[Stored data]
----

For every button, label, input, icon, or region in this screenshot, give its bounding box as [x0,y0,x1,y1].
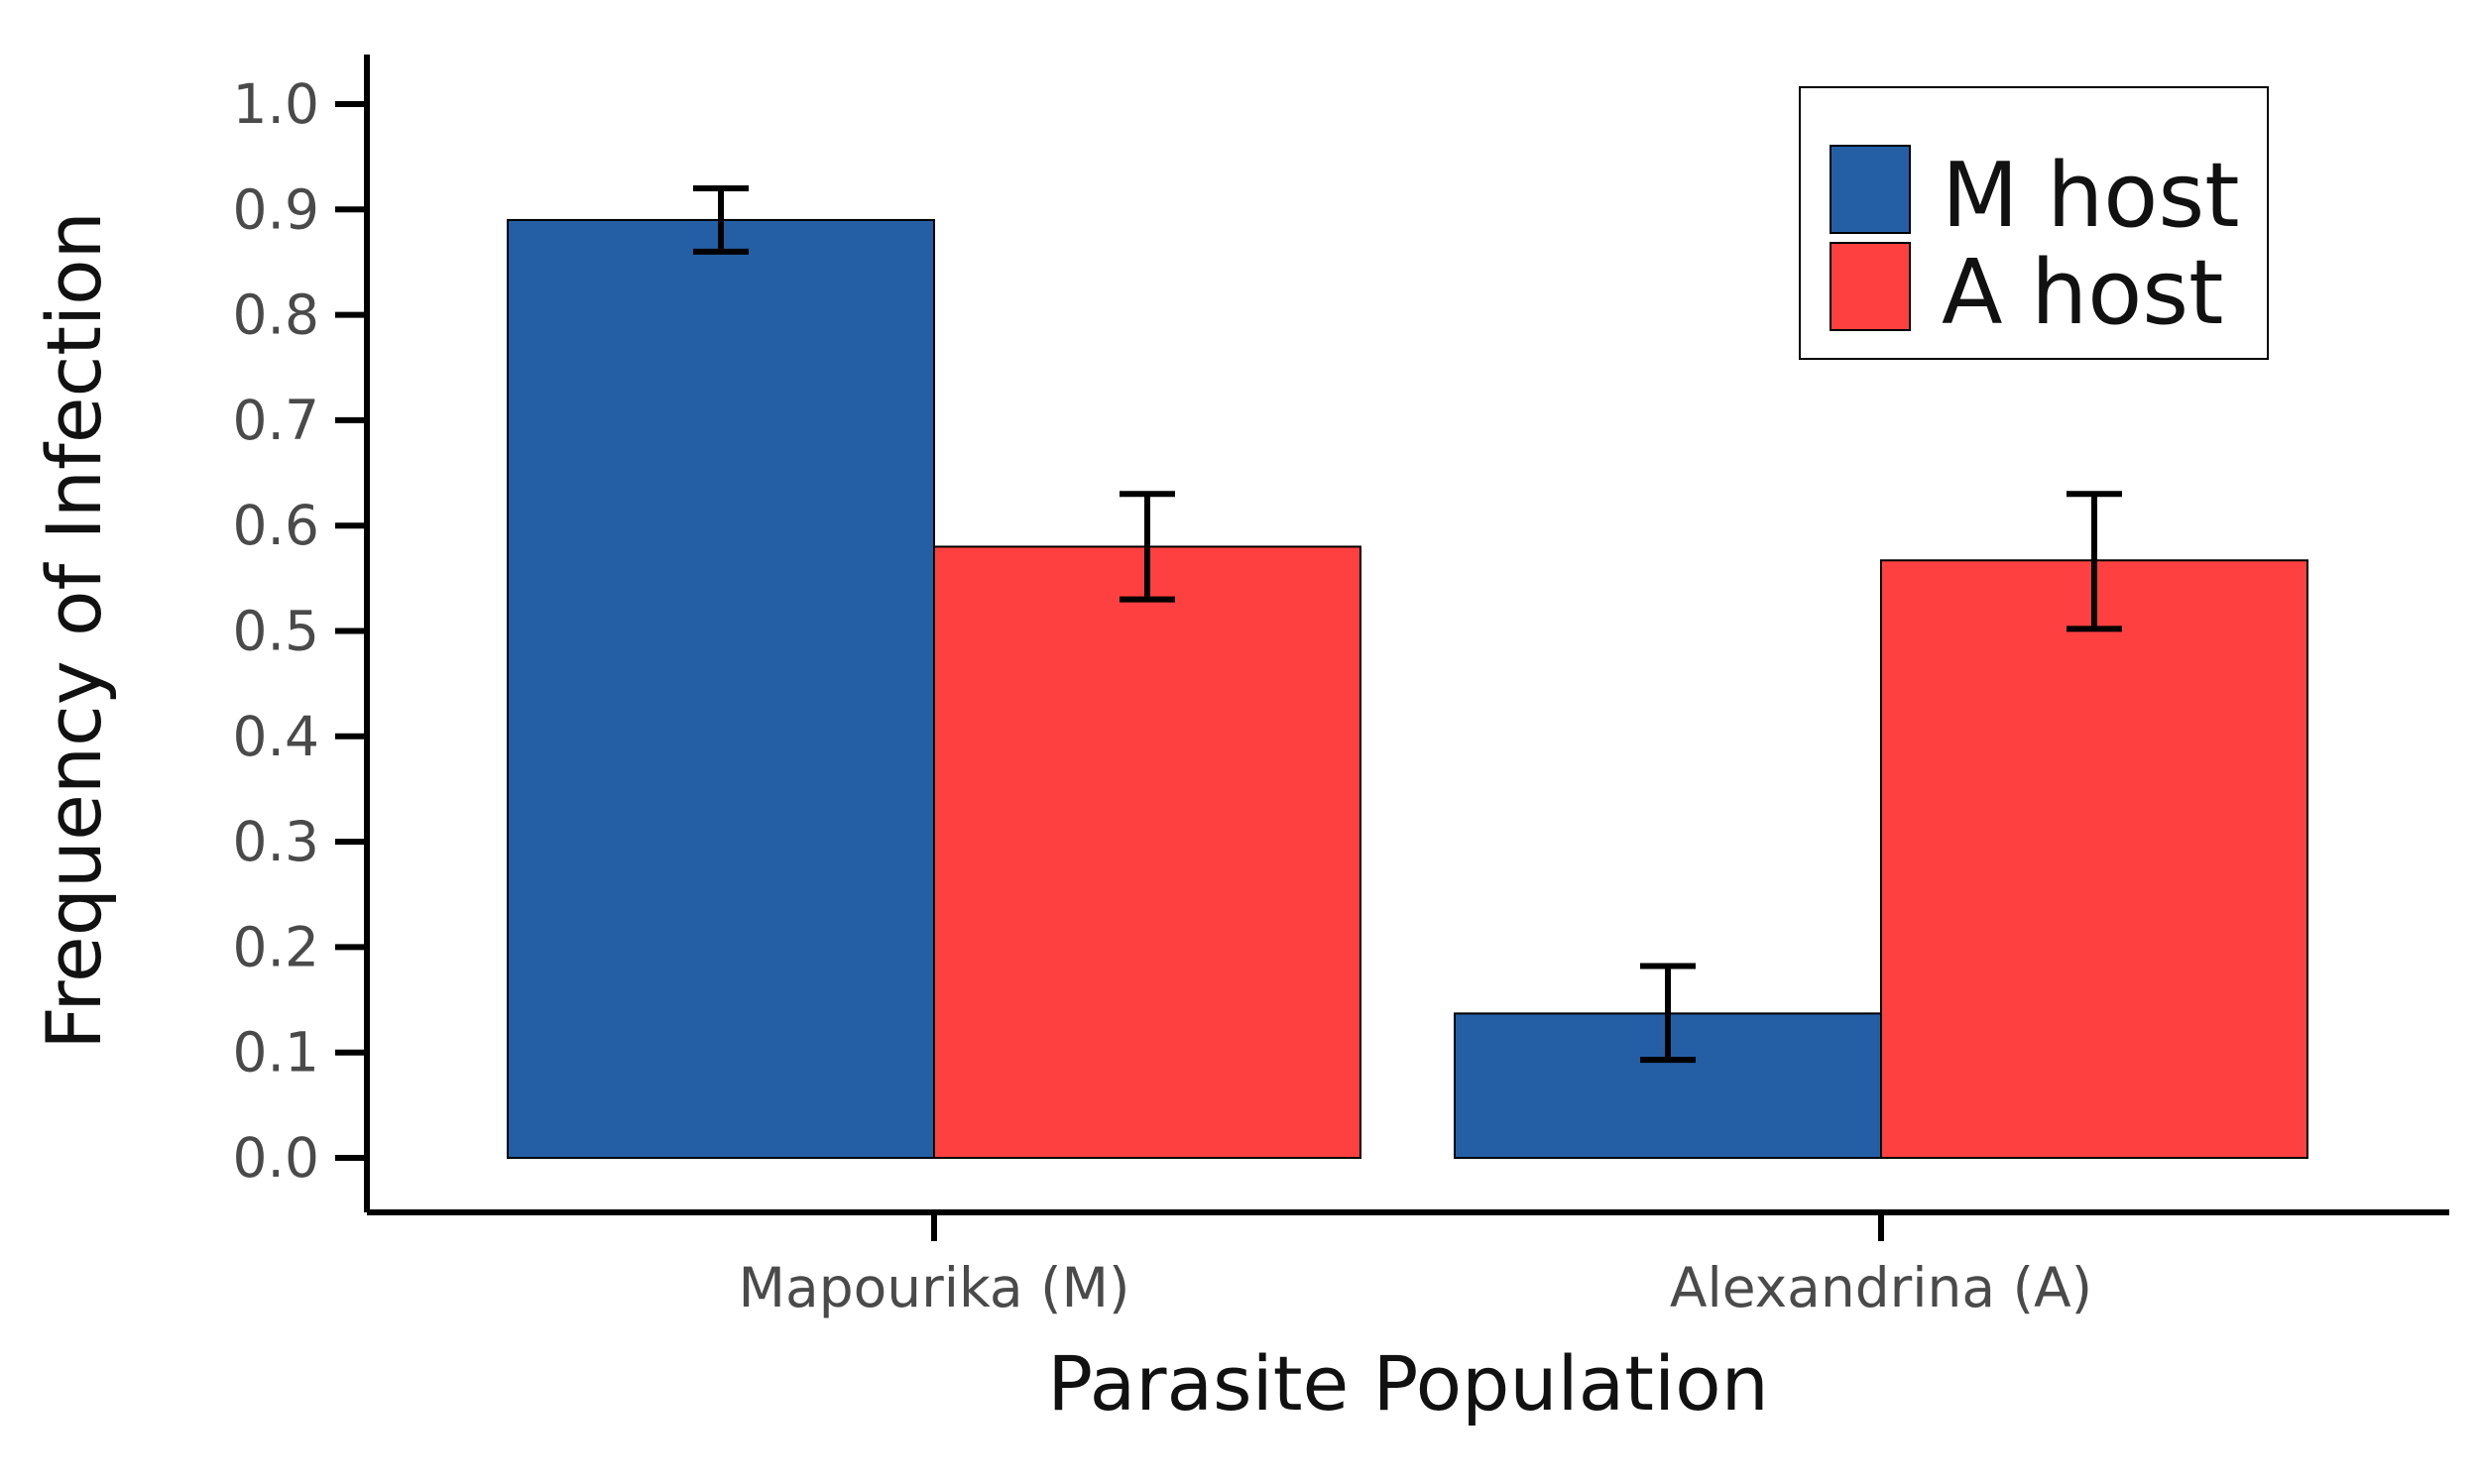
y-ticks-layer: 0.0 0.1 0.2 0.3 0.4 0.5 0.6 0.7 0.8 0.9 1.0 [233,72,367,1190]
y-tick-label-9: 0.9 [233,177,319,241]
y-tick-label-3: 0.3 [233,810,319,873]
y-axis-title: Frequency of Infection [30,211,118,1050]
y-tick-label-7: 0.7 [233,389,319,452]
bar-a-host-1 [1880,559,2308,1159]
y-tick-label-8: 0.8 [233,284,319,347]
y-tick-label-6: 0.6 [233,494,319,557]
y-tick-label-1: 0.1 [233,1021,319,1084]
x-axis-title: Parasite Population [1047,1339,1769,1427]
bars-layer [507,218,2308,1160]
bar-a-host-0 [933,545,1361,1159]
x-tick-label-0: Mapourika (M) [739,1256,1130,1319]
y-tick-label-4: 0.4 [233,705,319,768]
legend-label-a-host: A host [1942,241,2223,345]
x-ticks-layer: Mapourika (M) Alexandrina (A) [739,1212,2092,1319]
y-tick-label-2: 0.2 [233,915,319,978]
y-tick-label-5: 0.5 [233,600,319,663]
error-bars-layer [693,185,2122,1064]
y-tick-label-0: 0.0 [233,1126,319,1190]
legend-swatch-m-host [1830,145,1911,234]
y-tick-label-10: 1.0 [233,72,319,136]
legend: M host A host [1799,86,2269,360]
legend-swatch-a-host [1830,242,1911,331]
x-tick-label-1: Alexandrina (A) [1670,1256,2092,1319]
bar-m-host-0 [507,218,935,1159]
legend-label-m-host: M host [1942,144,2240,248]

----

## WHAT THE EXERCISE ASKS
Report every line of the rows above that contains the string "title", matching case exactly.

## ANSWER BELOW
y-axis-title: Frequency of Infection [30,211,118,1050]
x-axis-title: Parasite Population [1047,1339,1769,1427]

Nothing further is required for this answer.